Type out every line below exactly as it reads.

# START OF Data section

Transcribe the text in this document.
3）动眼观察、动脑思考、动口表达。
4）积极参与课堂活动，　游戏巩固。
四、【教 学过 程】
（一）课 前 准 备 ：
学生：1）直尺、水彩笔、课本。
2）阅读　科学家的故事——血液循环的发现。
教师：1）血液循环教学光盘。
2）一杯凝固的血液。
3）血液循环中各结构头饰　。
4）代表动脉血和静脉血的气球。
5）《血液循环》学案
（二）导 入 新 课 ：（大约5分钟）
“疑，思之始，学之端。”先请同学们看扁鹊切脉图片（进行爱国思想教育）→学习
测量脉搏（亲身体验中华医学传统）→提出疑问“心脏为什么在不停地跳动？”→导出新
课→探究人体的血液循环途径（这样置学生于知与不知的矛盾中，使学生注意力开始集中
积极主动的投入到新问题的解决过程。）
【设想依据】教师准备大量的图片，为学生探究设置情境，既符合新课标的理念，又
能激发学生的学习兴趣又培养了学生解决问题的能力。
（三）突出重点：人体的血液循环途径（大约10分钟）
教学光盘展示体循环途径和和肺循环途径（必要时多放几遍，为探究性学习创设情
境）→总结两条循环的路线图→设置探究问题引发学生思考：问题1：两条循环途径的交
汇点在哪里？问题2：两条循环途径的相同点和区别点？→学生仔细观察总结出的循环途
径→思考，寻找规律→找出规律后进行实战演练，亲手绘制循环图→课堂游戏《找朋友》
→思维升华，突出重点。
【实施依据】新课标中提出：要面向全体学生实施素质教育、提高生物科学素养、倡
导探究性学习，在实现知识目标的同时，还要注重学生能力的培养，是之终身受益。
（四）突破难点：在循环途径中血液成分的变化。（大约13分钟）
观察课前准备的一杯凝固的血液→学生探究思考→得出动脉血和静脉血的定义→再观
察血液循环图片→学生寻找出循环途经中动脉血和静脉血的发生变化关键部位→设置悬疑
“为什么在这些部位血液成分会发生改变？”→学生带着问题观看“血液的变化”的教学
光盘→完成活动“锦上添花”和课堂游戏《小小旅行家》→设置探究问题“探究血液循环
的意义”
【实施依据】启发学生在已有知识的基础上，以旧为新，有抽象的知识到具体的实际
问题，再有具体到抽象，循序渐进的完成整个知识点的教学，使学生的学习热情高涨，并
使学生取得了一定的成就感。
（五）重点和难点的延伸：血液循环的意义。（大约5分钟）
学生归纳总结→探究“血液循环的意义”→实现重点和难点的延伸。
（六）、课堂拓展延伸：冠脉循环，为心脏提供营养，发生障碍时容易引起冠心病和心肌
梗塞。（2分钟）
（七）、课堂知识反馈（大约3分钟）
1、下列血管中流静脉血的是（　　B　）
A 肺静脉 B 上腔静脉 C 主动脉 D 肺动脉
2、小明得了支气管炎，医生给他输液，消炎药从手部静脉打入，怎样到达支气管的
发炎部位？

# END OF Data section

Exercise response:
Transcribe the text in this document.
3）动眼观察、动脑思考、动口表达。
4）积极参与课堂活动，　游戏巩固。
四、【教 学过 程】
（一）课 前 准 备 ：
学生：1）直尺、水彩笔、课本。
2）阅读　科学家的故事——血液循环的发现。
教师：1）血液循环教学光盘。
2）一杯凝固的血液。
3）血液循环中各结构头饰　。
4）代表动脉血和静脉血的气球。
5）《血液循环》学案
（二）导 入 新 课 ：（大约5分钟）
“疑，思之始，学之端。”先请同学们看扁鹊切脉图片（进行爱国思想教育）→学习
测量脉搏（亲身体验中华医学传统）→提出疑问“心脏为什么在不停地跳动？”→导出新
课→探究人体的血液循环途径（这样置学生于知与不知的矛盾中，使学生注意力开始集中
积极主动的投入到新问题的解决过程。）
【设想依据】教师准备大量的图片，为学生探究设置情境，既符合新课标的理念，又
能激发学生的学习兴趣又培养了学生解决问题的能力。
（三）突出重点：人体的血液循环途径（大约10分钟）
教学光盘展示体循环途径和和肺循环途径（必要时多放几遍，为探究性学习创设情
境）→总结两条循环的路线图→设置探究问题引发学生思考：问题1：两条循环途径的交
汇点在哪里？问题2：两条循环途径的相同点和区别点？→学生仔细观察总结出的循环途
径→思考，寻找规律→找出规律后进行实战演练，亲手绘制循环图→课堂游戏《找朋友》
→思维升华，突出重点。
【实施依据】新课标中提出：要面向全体学生实施素质教育、提高生物科学素养、倡
导探究性学习，在实现知识目标的同时，还要注重学生能力的培养，是之终身受益。
（四）突破难点：在循环途径中血液成分的变化。（大约13分钟）
观察课前准备的一杯凝固的血液→学生探究思考→得出动脉血和静脉血的定义→再观
察血液循环图片→学生寻找出循环途经中动脉血和静脉血的发生变化关键部位→设置悬疑
“为什么在这些部位血液成分会发生改变？”→学生带着问题观看“血液的变化”的教学
光盘→完成活动“锦上添花”和课堂游戏《小小旅行家》→设置探究问题“探究血液循环
的意义”
【实施依据】启发学生在已有知识的基础上，以旧为新，有抽象的知识到具体的实际
问题，再有具体到抽象，循序渐进的完成整个知识点的教学，使学生的学习热情高涨，并
使学生取得了一定的成就感。
（五）重点和难点的延伸：血液循环的意义。（大约5分钟）
学生归纳总结→探究“血液循环的意义”→实现重点和难点的延伸。
（六）、课堂拓展延伸：冠脉循环，为心脏提供营养，发生障碍时容易引起冠心病和心肌
梗塞。（2分钟）
（七）、课堂知识反馈（大约3分钟）
1、下列血管中流静脉血的是（　　B　）
A 肺静脉 B 上腔静脉 C 主动脉 D 肺动脉
2、小明得了支气管炎，医生给他输液，消炎药从手部静脉打入，怎样到达支气管的
发炎部位？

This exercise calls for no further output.